- [SOURCE RECORDS]:
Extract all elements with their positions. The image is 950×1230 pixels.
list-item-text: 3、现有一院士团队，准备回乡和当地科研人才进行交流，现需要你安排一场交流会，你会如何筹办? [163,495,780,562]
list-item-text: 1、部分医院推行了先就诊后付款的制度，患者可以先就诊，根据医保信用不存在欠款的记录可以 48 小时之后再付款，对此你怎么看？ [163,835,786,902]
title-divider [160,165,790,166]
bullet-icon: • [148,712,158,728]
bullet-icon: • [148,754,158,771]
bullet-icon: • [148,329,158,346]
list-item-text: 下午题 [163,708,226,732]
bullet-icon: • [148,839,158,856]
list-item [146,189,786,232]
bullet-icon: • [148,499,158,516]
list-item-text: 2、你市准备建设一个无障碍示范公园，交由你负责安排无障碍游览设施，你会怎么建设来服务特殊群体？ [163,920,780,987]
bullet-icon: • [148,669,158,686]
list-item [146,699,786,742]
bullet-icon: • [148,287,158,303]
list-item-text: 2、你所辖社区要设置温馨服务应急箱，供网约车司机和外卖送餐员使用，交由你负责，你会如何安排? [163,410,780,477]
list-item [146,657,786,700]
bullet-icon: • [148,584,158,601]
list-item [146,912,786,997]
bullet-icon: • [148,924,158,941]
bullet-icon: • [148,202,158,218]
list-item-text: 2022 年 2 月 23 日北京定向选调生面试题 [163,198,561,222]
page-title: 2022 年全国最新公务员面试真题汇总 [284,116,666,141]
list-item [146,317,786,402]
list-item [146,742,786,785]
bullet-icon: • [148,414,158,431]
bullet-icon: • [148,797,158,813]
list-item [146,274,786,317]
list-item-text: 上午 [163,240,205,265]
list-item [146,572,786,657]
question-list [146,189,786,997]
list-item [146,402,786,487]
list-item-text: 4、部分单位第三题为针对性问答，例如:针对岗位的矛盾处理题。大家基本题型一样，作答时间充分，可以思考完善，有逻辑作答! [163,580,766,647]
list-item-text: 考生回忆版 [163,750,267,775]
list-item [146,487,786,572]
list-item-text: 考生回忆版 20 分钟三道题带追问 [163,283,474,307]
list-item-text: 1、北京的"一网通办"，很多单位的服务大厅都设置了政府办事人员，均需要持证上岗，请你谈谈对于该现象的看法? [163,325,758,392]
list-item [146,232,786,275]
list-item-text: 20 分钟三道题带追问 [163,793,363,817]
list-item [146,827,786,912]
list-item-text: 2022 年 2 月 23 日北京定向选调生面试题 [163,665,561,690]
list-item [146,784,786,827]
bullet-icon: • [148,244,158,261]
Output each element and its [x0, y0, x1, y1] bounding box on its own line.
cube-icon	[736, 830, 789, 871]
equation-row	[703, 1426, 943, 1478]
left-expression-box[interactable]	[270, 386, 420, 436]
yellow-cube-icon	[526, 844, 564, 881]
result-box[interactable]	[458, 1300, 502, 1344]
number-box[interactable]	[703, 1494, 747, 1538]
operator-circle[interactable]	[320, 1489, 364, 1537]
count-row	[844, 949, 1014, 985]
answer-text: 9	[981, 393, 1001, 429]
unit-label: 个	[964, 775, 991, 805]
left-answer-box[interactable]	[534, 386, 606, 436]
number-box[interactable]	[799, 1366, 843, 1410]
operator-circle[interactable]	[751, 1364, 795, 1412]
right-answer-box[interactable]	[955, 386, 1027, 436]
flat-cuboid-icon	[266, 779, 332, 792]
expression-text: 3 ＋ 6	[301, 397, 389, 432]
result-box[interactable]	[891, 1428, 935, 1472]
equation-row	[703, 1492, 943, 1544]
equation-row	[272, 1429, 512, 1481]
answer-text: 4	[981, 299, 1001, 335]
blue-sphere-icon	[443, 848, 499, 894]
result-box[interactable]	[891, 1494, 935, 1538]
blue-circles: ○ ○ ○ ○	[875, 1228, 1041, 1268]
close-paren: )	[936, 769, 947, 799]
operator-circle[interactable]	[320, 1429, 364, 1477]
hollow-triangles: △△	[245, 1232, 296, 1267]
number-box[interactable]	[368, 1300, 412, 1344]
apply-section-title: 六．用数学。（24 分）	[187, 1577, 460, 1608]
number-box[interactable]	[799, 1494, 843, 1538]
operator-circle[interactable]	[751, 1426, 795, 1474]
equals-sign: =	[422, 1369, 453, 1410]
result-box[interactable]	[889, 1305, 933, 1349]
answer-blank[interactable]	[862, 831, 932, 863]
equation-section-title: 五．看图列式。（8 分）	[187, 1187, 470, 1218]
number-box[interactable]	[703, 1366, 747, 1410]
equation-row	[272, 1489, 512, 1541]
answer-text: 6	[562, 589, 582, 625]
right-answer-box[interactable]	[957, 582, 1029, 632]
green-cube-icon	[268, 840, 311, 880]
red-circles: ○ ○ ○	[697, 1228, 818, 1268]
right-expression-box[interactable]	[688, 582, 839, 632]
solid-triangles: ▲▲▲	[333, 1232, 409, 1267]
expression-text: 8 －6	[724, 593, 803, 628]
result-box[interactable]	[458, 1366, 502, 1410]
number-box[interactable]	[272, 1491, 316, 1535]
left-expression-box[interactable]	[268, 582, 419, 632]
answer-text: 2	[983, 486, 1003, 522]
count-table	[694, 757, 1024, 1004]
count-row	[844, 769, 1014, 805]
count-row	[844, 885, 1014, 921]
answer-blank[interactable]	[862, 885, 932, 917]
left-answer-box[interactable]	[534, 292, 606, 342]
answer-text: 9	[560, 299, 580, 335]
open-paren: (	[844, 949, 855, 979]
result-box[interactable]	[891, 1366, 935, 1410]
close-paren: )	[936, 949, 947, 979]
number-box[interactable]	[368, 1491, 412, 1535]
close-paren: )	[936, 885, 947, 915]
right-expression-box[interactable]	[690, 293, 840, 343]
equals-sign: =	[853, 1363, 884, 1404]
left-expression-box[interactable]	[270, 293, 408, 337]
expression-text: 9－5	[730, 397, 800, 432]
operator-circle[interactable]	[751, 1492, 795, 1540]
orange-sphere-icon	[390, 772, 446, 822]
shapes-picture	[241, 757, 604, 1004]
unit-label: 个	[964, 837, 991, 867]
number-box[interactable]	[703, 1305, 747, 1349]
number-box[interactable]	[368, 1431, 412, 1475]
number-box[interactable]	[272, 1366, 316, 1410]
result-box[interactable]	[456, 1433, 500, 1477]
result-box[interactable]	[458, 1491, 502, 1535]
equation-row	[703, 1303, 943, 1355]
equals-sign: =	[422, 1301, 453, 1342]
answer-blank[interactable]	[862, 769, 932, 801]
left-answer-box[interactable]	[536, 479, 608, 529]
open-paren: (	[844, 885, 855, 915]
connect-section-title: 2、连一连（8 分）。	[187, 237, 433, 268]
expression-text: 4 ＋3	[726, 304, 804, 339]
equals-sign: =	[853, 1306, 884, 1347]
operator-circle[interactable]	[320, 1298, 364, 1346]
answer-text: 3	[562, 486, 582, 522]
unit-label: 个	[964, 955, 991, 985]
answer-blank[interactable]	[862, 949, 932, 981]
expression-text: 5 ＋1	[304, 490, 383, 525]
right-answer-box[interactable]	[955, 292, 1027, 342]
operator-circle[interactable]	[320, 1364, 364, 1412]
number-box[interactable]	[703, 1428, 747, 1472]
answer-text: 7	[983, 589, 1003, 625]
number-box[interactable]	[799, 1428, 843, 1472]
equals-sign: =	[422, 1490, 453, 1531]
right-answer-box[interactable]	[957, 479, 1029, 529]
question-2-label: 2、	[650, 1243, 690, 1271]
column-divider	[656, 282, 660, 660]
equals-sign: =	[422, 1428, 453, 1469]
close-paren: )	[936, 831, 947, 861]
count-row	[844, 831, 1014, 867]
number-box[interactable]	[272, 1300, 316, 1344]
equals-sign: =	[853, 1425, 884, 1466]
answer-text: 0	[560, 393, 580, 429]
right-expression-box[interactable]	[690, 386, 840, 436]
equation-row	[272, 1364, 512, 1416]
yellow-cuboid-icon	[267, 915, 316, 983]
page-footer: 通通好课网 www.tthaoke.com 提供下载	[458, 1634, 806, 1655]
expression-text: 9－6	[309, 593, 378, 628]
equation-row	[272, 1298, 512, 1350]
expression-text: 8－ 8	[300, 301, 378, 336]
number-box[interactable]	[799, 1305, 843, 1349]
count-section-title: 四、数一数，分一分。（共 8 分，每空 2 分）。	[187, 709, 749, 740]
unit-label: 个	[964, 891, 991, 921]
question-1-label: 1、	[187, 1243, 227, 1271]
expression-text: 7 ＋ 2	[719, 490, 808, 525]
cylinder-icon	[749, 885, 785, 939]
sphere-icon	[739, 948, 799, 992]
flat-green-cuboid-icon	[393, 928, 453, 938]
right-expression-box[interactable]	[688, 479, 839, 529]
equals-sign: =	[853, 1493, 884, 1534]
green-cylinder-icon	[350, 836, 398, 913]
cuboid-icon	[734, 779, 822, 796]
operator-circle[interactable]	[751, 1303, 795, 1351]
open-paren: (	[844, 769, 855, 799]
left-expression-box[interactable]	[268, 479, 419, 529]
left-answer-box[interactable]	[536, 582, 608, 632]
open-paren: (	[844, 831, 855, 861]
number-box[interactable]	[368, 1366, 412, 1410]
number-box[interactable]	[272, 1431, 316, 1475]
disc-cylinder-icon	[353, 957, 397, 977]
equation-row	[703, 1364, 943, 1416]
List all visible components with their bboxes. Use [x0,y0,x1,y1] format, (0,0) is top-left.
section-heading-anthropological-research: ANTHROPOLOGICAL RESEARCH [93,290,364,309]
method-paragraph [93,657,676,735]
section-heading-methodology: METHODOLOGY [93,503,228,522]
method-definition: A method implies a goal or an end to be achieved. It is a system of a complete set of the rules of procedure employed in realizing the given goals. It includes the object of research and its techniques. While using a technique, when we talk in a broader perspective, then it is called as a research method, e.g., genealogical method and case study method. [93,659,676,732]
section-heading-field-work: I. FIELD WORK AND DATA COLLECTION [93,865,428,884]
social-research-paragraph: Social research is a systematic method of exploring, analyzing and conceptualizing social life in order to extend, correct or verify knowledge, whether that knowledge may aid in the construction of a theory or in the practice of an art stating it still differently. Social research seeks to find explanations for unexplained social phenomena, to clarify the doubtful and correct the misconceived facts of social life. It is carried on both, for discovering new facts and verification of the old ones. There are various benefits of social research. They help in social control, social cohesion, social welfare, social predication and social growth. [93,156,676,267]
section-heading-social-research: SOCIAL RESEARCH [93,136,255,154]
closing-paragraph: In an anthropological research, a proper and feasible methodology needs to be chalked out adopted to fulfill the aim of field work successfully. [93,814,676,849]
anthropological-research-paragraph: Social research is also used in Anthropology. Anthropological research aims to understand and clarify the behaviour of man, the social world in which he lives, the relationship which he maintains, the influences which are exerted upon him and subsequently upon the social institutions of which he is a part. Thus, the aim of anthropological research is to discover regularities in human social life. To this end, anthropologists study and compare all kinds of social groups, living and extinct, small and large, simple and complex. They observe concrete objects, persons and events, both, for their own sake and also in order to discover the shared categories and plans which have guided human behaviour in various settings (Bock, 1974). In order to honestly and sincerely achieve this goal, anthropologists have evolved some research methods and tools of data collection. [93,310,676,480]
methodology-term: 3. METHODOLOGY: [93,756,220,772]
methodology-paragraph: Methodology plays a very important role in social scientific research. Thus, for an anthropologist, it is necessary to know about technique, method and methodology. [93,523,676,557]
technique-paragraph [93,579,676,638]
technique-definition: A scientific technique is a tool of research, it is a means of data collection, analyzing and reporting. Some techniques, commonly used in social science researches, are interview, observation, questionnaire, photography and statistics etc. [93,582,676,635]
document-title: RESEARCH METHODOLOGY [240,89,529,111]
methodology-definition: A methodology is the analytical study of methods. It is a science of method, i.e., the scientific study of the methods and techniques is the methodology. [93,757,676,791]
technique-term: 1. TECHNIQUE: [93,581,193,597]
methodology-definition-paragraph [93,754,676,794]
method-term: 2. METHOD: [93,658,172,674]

- [WORK TO COMPLETE]: Please change every "bullet-icon" to "bullet-mark" in the items from the start through the line containing "844, 564, 881]", and give those lines again with nothing else altered.

- [FINISHED ANSWER]:
Extract all elements with their positions. The image is 950×1230 pixels.
list-item-text: 3、现有一院士团队，准备回乡和当地科研人才进行交流，现需要你安排一场交流会，你会如何筹办? [163,495,780,562]
list-item-text: 1、部分医院推行了先就诊后付款的制度，患者可以先就诊，根据医保信用不存在欠款的记录可以 48 小时之后再付款，对此你怎么看？ [163,835,786,902]
title-divider [160,165,790,166]
bullet-mark: • [148,712,158,728]
bullet-mark: • [148,754,158,771]
bullet-mark: • [148,329,158,346]
list-item-text: 下午题 [163,708,226,732]
bullet-mark: • [148,839,158,856]
list-item [146,189,786,232]
bullet-mark: • [148,499,158,516]
list-item-text: 2、你市准备建设一个无障碍示范公园，交由你负责安排无障碍游览设施，你会怎么建设来服务特殊群体？ [163,920,780,987]
bullet-mark: • [148,669,158,686]
list-item [146,699,786,742]
bullet-mark: • [148,287,158,303]
list-item-text: 2、你所辖社区要设置温馨服务应急箱，供网约车司机和外卖送餐员使用，交由你负责，你会如何安排? [163,410,780,477]
list-item [146,657,786,700]
bullet-mark: • [148,584,158,601]
list-item [146,912,786,997]
bullet-mark: • [148,924,158,941]
bullet-mark: • [148,202,158,218]
list-item-text: 2022 年 2 月 23 日北京定向选调生面试题 [163,198,561,222]
page-title: 2022 年全国最新公务员面试真题汇总 [284,116,666,141]
list-item [146,317,786,402]
list-item [146,742,786,785]
bullet-mark: • [148,414,158,431]
bullet-mark: • [148,797,158,813]
list-item [146,274,786,317]
list-item-text: 上午 [163,240,205,265]
list-item [146,572,786,657]
question-list [146,189,786,997]
list-item [146,402,786,487]
list-item-text: 4、部分单位第三题为针对性问答，例如:针对岗位的矛盾处理题。大家基本题型一样，作答时间充分，可以思考完善，有逻辑作答! [163,580,766,647]
list-item-text: 考生回忆版 [163,750,267,775]
list-item [146,487,786,572]
list-item-text: 考生回忆版 20 分钟三道题带追问 [163,283,474,307]
list-item-text: 1、北京的"一网通办"，很多单位的服务大厅都设置了政府办事人员，均需要持证上岗，请你谈谈对于该现象的看法? [163,325,758,392]
list-item [146,232,786,275]
list-item-text: 20 分钟三道题带追问 [163,793,363,817]
list-item [146,827,786,912]
list-item-text: 2022 年 2 月 23 日北京定向选调生面试题 [163,665,561,690]
list-item [146,784,786,827]
bullet-mark: • [148,244,158,261]
Output each element and its [x0, y0, x1, y1] bounding box on its own line.
cube-icon	[736, 830, 789, 871]
equation-row	[703, 1426, 943, 1478]
left-expression-box[interactable]	[270, 386, 420, 436]
yellow-cube-icon	[526, 844, 564, 881]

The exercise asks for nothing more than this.